Aim of the exercise —
If a line in the data below holds the word "physiological", copy it.

Materials provided —
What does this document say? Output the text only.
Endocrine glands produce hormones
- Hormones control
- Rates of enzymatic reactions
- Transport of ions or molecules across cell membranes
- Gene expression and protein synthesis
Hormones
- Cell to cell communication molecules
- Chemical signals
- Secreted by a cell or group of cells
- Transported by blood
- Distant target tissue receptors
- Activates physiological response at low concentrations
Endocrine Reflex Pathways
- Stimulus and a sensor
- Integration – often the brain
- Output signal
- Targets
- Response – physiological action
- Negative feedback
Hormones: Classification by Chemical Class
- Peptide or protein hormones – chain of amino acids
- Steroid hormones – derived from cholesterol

Exercise result —
- Activates physiological response at low concentrations
- Response – physiological action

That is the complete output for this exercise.